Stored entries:

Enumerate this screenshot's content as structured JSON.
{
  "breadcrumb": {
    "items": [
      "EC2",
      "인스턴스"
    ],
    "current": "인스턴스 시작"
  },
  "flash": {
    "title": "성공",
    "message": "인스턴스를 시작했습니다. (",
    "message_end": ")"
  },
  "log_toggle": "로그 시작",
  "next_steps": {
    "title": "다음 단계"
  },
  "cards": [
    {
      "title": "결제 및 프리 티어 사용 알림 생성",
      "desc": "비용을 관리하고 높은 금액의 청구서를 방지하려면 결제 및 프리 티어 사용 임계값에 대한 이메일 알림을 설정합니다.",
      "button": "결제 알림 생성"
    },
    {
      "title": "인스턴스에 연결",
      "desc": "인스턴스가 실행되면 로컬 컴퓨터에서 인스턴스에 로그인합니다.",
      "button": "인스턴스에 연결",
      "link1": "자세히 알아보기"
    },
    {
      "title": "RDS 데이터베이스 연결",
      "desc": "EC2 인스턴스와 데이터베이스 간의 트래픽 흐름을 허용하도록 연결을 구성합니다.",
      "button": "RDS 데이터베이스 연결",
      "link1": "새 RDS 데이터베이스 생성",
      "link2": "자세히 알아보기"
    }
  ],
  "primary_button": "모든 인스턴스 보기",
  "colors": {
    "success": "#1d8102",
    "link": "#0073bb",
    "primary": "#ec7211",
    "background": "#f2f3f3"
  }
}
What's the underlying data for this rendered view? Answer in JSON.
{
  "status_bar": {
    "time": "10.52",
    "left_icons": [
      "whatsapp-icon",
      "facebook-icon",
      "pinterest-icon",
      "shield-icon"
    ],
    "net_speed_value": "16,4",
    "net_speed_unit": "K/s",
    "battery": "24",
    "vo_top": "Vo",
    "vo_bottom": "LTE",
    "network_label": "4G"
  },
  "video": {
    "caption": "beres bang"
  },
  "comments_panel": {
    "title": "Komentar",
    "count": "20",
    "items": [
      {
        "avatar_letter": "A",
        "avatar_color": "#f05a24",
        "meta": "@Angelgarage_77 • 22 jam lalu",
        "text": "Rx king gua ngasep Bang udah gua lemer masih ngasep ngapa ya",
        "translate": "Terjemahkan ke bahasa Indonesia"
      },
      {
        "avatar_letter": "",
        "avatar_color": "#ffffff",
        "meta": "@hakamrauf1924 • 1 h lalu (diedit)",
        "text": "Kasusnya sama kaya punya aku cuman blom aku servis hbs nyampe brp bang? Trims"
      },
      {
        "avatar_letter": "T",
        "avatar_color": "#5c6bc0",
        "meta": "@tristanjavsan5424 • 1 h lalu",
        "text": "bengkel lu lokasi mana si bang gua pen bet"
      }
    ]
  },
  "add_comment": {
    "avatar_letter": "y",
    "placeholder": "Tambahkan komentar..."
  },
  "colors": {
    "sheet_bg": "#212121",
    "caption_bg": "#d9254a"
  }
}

* [Task details] Write every entry out again exactly.

* [Result for this task]
Enumerate this screenshot's content as structured JSON.
{
  "breadcrumb": {
    "items": [
      "EC2",
      "인스턴스"
    ],
    "current": "인스턴스 시작"
  },
  "flash": {
    "title": "성공",
    "message": "인스턴스를 시작했습니다. (",
    "message_end": ")"
  },
  "log_toggle": "로그 시작",
  "next_steps": {
    "title": "다음 단계"
  },
  "cards": [
    {
      "title": "결제 및 프리 티어 사용 알림 생성",
      "desc": "비용을 관리하고 높은 금액의 청구서를 방지하려면 결제 및 프리 티어 사용 임계값에 대한 이메일 알림을 설정합니다.",
      "button": "결제 알림 생성"
    },
    {
      "title": "인스턴스에 연결",
      "desc": "인스턴스가 실행되면 로컬 컴퓨터에서 인스턴스에 로그인합니다.",
      "button": "인스턴스에 연결",
      "link1": "자세히 알아보기"
    },
    {
      "title": "RDS 데이터베이스 연결",
      "desc": "EC2 인스턴스와 데이터베이스 간의 트래픽 흐름을 허용하도록 연결을 구성합니다.",
      "button": "RDS 데이터베이스 연결",
      "link1": "새 RDS 데이터베이스 생성",
      "link2": "자세히 알아보기"
    }
  ],
  "primary_button": "모든 인스턴스 보기",
  "colors": {
    "success": "#1d8102",
    "link": "#0073bb",
    "primary": "#ec7211",
    "background": "#f2f3f3"
  }
}
What's the underlying data for this rendered view? Answer in JSON.
{
  "status_bar": {
    "time": "10.52",
    "left_icons": [
      "whatsapp-icon",
      "facebook-icon",
      "pinterest-icon",
      "shield-icon"
    ],
    "net_speed_value": "16,4",
    "net_speed_unit": "K/s",
    "battery": "24",
    "vo_top": "Vo",
    "vo_bottom": "LTE",
    "network_label": "4G"
  },
  "video": {
    "caption": "beres bang"
  },
  "comments_panel": {
    "title": "Komentar",
    "count": "20",
    "items": [
      {
        "avatar_letter": "A",
        "avatar_color": "#f05a24",
        "meta": "@Angelgarage_77 • 22 jam lalu",
        "text": "Rx king gua ngasep Bang udah gua lemer masih ngasep ngapa ya",
        "translate": "Terjemahkan ke bahasa Indonesia"
      },
      {
        "avatar_letter": "",
        "avatar_color": "#ffffff",
        "meta": "@hakamrauf1924 • 1 h lalu (diedit)",
        "text": "Kasusnya sama kaya punya aku cuman blom aku servis hbs nyampe brp bang? Trims"
      },
      {
        "avatar_letter": "T",
        "avatar_color": "#5c6bc0",
        "meta": "@tristanjavsan5424 • 1 h lalu",
        "text": "bengkel lu lokasi mana si bang gua pen bet"
      }
    ]
  },
  "add_comment": {
    "avatar_letter": "y",
    "placeholder": "Tambahkan komentar..."
  },
  "colors": {
    "sheet_bg": "#212121",
    "caption_bg": "#d9254a"
  }
}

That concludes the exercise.